▸ RECORDS SHOWN
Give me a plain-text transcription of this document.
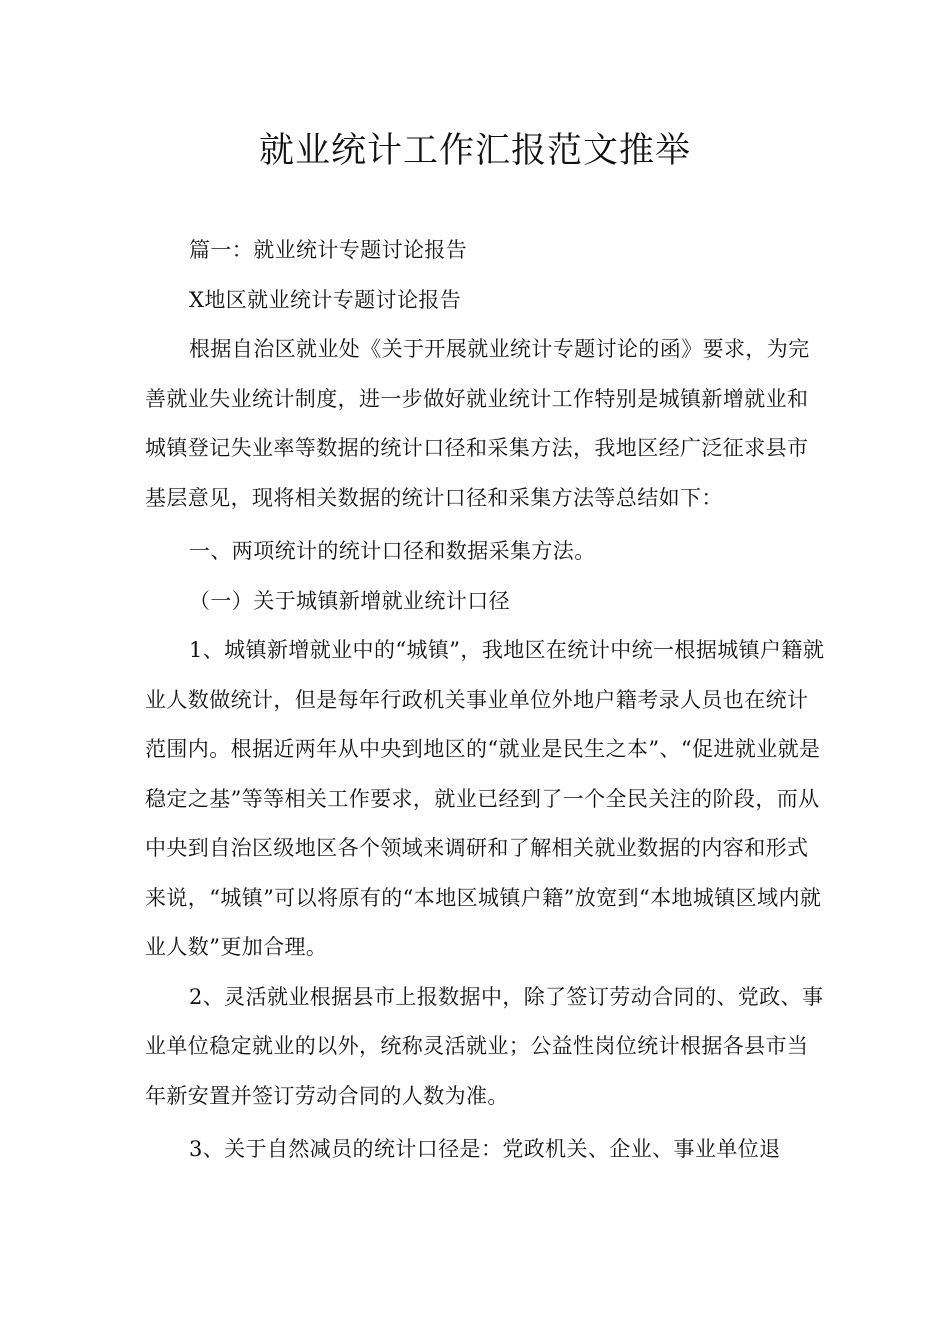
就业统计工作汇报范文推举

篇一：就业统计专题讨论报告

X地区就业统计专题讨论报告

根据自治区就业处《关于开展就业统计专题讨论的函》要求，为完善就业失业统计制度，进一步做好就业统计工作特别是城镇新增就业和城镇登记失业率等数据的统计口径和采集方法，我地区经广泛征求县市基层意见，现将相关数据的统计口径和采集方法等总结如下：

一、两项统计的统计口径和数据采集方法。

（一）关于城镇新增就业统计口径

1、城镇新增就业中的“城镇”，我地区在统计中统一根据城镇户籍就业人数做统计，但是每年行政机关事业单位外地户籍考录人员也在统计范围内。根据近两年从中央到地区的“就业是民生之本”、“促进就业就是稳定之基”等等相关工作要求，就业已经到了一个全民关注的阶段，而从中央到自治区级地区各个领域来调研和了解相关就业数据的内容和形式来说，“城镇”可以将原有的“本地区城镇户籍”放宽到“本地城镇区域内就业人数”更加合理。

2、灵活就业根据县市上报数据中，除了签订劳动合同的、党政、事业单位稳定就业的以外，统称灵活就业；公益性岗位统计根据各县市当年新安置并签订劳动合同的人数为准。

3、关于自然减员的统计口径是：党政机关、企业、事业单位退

▸ YOUR TASK
Omit the pictures and output all of the other material exactly.

▸ EXERCISE OUTPUT
Give me a plain-text transcription of this document.
就业统计工作汇报范文推举

篇一：就业统计专题讨论报告

X地区就业统计专题讨论报告

根据自治区就业处《关于开展就业统计专题讨论的函》要求，为完善就业失业统计制度，进一步做好就业统计工作特别是城镇新增就业和城镇登记失业率等数据的统计口径和采集方法，我地区经广泛征求县市基层意见，现将相关数据的统计口径和采集方法等总结如下：

一、两项统计的统计口径和数据采集方法。

（一）关于城镇新增就业统计口径

1、城镇新增就业中的“城镇”，我地区在统计中统一根据城镇户籍就业人数做统计，但是每年行政机关事业单位外地户籍考录人员也在统计范围内。根据近两年从中央到地区的“就业是民生之本”、“促进就业就是稳定之基”等等相关工作要求，就业已经到了一个全民关注的阶段，而从中央到自治区级地区各个领域来调研和了解相关就业数据的内容和形式来说，“城镇”可以将原有的“本地区城镇户籍”放宽到“本地城镇区域内就业人数”更加合理。

2、灵活就业根据县市上报数据中，除了签订劳动合同的、党政、事业单位稳定就业的以外，统称灵活就业；公益性岗位统计根据各县市当年新安置并签订劳动合同的人数为准。

3、关于自然减员的统计口径是：党政机关、企业、事业单位退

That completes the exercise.